▶ [Given request] Copy each line exactly. Leave nothing out.

— start Material supplied —

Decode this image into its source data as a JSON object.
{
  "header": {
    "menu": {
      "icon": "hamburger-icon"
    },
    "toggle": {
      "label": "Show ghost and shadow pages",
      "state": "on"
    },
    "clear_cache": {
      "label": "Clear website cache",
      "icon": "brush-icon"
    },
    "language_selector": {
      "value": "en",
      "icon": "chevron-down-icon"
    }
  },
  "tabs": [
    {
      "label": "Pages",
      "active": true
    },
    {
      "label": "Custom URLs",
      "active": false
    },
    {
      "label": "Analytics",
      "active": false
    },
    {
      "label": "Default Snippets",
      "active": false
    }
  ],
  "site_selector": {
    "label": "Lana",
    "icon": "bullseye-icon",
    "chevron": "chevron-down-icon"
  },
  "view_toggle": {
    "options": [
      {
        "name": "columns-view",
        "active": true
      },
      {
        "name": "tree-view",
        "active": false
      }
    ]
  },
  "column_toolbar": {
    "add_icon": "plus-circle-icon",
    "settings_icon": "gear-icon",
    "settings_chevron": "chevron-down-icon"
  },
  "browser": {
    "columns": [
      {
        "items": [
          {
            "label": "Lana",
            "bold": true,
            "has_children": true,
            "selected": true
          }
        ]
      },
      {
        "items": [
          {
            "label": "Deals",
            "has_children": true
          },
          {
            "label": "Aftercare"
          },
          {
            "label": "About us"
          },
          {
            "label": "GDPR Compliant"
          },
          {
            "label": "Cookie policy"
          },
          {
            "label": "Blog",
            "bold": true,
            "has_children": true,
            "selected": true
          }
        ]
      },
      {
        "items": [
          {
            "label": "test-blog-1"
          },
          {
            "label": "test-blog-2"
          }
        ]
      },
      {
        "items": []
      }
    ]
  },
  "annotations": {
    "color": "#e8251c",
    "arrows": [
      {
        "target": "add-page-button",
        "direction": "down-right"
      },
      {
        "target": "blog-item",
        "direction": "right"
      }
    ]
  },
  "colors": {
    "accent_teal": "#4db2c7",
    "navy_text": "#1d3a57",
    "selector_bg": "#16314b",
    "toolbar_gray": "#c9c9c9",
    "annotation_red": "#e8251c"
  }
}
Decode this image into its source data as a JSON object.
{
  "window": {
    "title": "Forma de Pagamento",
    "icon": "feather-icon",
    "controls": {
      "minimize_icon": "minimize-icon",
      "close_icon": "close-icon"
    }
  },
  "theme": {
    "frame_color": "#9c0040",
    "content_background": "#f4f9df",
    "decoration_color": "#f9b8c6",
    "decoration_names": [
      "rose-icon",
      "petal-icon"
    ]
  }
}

— end Material supplied —

▶ [Written answer]
Decode this image into its source data as a JSON object.
{
  "header": {
    "menu": {
      "icon": "hamburger-icon"
    },
    "toggle": {
      "label": "Show ghost and shadow pages",
      "state": "on"
    },
    "clear_cache": {
      "label": "Clear website cache",
      "icon": "brush-icon"
    },
    "language_selector": {
      "value": "en",
      "icon": "chevron-down-icon"
    }
  },
  "tabs": [
    {
      "label": "Pages",
      "active": true
    },
    {
      "label": "Custom URLs",
      "active": false
    },
    {
      "label": "Analytics",
      "active": false
    },
    {
      "label": "Default Snippets",
      "active": false
    }
  ],
  "site_selector": {
    "label": "Lana",
    "icon": "bullseye-icon",
    "chevron": "chevron-down-icon"
  },
  "view_toggle": {
    "options": [
      {
        "name": "columns-view",
        "active": true
      },
      {
        "name": "tree-view",
        "active": false
      }
    ]
  },
  "column_toolbar": {
    "add_icon": "plus-circle-icon",
    "settings_icon": "gear-icon",
    "settings_chevron": "chevron-down-icon"
  },
  "browser": {
    "columns": [
      {
        "items": [
          {
            "label": "Lana",
            "bold": true,
            "has_children": true,
            "selected": true
          }
        ]
      },
      {
        "items": [
          {
            "label": "Deals",
            "has_children": true
          },
          {
            "label": "Aftercare"
          },
          {
            "label": "About us"
          },
          {
            "label": "GDPR Compliant"
          },
          {
            "label": "Cookie policy"
          },
          {
            "label": "Blog",
            "bold": true,
            "has_children": true,
            "selected": true
          }
        ]
      },
      {
        "items": [
          {
            "label": "test-blog-1"
          },
          {
            "label": "test-blog-2"
          }
        ]
      },
      {
        "items": []
      }
    ]
  },
  "annotations": {
    "color": "#e8251c",
    "arrows": [
      {
        "target": "add-page-button",
        "direction": "down-right"
      },
      {
        "target": "blog-item",
        "direction": "right"
      }
    ]
  },
  "colors": {
    "accent_teal": "#4db2c7",
    "navy_text": "#1d3a57",
    "selector_bg": "#16314b",
    "toolbar_gray": "#c9c9c9",
    "annotation_red": "#e8251c"
  }
}
Decode this image into its source data as a JSON object.
{
  "window": {
    "title": "Forma de Pagamento",
    "icon": "feather-icon",
    "controls": {
      "minimize_icon": "minimize-icon",
      "close_icon": "close-icon"
    }
  },
  "theme": {
    "frame_color": "#9c0040",
    "content_background": "#f4f9df",
    "decoration_color": "#f9b8c6",
    "decoration_names": [
      "rose-icon",
      "petal-icon"
    ]
  }
}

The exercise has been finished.